▸ Written problem: Write out the records again, exactly, leaving none out.
-- begin --
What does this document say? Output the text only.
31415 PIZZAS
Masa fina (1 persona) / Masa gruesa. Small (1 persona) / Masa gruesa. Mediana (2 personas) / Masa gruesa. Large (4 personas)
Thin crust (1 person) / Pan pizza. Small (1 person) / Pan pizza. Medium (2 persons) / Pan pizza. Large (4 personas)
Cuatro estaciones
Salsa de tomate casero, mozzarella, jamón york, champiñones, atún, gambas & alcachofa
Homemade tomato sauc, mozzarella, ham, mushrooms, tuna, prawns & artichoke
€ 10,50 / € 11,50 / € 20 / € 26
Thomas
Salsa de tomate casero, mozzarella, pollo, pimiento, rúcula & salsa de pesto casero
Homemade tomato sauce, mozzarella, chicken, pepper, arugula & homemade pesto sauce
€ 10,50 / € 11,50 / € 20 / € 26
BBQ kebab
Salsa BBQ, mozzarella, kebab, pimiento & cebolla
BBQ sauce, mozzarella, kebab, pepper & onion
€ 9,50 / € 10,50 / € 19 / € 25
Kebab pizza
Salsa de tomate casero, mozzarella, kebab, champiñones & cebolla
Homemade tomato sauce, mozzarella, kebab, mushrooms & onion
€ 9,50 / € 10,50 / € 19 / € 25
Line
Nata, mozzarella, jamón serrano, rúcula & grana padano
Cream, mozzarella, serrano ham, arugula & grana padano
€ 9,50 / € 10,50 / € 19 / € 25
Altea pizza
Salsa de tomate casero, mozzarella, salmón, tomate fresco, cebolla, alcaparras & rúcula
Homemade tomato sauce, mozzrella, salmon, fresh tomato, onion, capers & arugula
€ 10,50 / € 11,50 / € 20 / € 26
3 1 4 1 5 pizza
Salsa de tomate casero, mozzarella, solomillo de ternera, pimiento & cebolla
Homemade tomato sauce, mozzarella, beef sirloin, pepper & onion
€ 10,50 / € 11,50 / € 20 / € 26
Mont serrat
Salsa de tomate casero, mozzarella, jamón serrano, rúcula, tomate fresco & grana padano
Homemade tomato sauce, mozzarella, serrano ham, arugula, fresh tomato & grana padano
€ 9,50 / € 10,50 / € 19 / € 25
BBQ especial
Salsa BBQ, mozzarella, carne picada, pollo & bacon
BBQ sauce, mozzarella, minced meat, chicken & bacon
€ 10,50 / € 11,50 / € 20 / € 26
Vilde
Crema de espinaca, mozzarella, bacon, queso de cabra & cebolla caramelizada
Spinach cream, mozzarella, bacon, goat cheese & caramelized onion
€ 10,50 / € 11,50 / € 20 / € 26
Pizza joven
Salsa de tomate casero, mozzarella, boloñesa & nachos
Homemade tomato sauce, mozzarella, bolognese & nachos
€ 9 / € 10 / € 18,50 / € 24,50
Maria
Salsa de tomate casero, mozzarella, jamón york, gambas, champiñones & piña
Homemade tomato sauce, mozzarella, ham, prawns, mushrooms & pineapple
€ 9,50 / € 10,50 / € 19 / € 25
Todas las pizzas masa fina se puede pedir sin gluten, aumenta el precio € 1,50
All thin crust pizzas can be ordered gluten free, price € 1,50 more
-- end --
▸ Finished answer:
What does this document say? Output the text only.
31415 PIZZAS
Masa fina (1 persona) / Masa gruesa. Small (1 persona) / Masa gruesa. Mediana (2 personas) / Masa gruesa. Large (4 personas)
Thin crust (1 person) / Pan pizza. Small (1 person) / Pan pizza. Medium (2 persons) / Pan pizza. Large (4 personas)
Cuatro estaciones
Salsa de tomate casero, mozzarella, jamón york, champiñones, atún, gambas & alcachofa
Homemade tomato sauc, mozzarella, ham, mushrooms, tuna, prawns & artichoke
€ 10,50 / € 11,50 / € 20 / € 26
Thomas
Salsa de tomate casero, mozzarella, pollo, pimiento, rúcula & salsa de pesto casero
Homemade tomato sauce, mozzarella, chicken, pepper, arugula & homemade pesto sauce
€ 10,50 / € 11,50 / € 20 / € 26
BBQ kebab
Salsa BBQ, mozzarella, kebab, pimiento & cebolla
BBQ sauce, mozzarella, kebab, pepper & onion
€ 9,50 / € 10,50 / € 19 / € 25
Kebab pizza
Salsa de tomate casero, mozzarella, kebab, champiñones & cebolla
Homemade tomato sauce, mozzarella, kebab, mushrooms & onion
€ 9,50 / € 10,50 / € 19 / € 25
Line
Nata, mozzarella, jamón serrano, rúcula & grana padano
Cream, mozzarella, serrano ham, arugula & grana padano
€ 9,50 / € 10,50 / € 19 / € 25
Altea pizza
Salsa de tomate casero, mozzarella, salmón, tomate fresco, cebolla, alcaparras & rúcula
Homemade tomato sauce, mozzrella, salmon, fresh tomato, onion, capers & arugula
€ 10,50 / € 11,50 / € 20 / € 26
3 1 4 1 5 pizza
Salsa de tomate casero, mozzarella, solomillo de ternera, pimiento & cebolla
Homemade tomato sauce, mozzarella, beef sirloin, pepper & onion
€ 10,50 / € 11,50 / € 20 / € 26
Mont serrat
Salsa de tomate casero, mozzarella, jamón serrano, rúcula, tomate fresco & grana padano
Homemade tomato sauce, mozzarella, serrano ham, arugula, fresh tomato & grana padano
€ 9,50 / € 10,50 / € 19 / € 25
BBQ especial
Salsa BBQ, mozzarella, carne picada, pollo & bacon
BBQ sauce, mozzarella, minced meat, chicken & bacon
€ 10,50 / € 11,50 / € 20 / € 26
Vilde
Crema de espinaca, mozzarella, bacon, queso de cabra & cebolla caramelizada
Spinach cream, mozzarella, bacon, goat cheese & caramelized onion
€ 10,50 / € 11,50 / € 20 / € 26
Pizza joven
Salsa de tomate casero, mozzarella, boloñesa & nachos
Homemade tomato sauce, mozzarella, bolognese & nachos
€ 9 / € 10 / € 18,50 / € 24,50
Maria
Salsa de tomate casero, mozzarella, jamón york, gambas, champiñones & piña
Homemade tomato sauce, mozzarella, ham, prawns, mushrooms & pineapple
€ 9,50 / € 10,50 / € 19 / € 25
Todas las pizzas masa fina se puede pedir sin gluten, aumenta el precio € 1,50
All thin crust pizzas can be ordered gluten free, price € 1,50 more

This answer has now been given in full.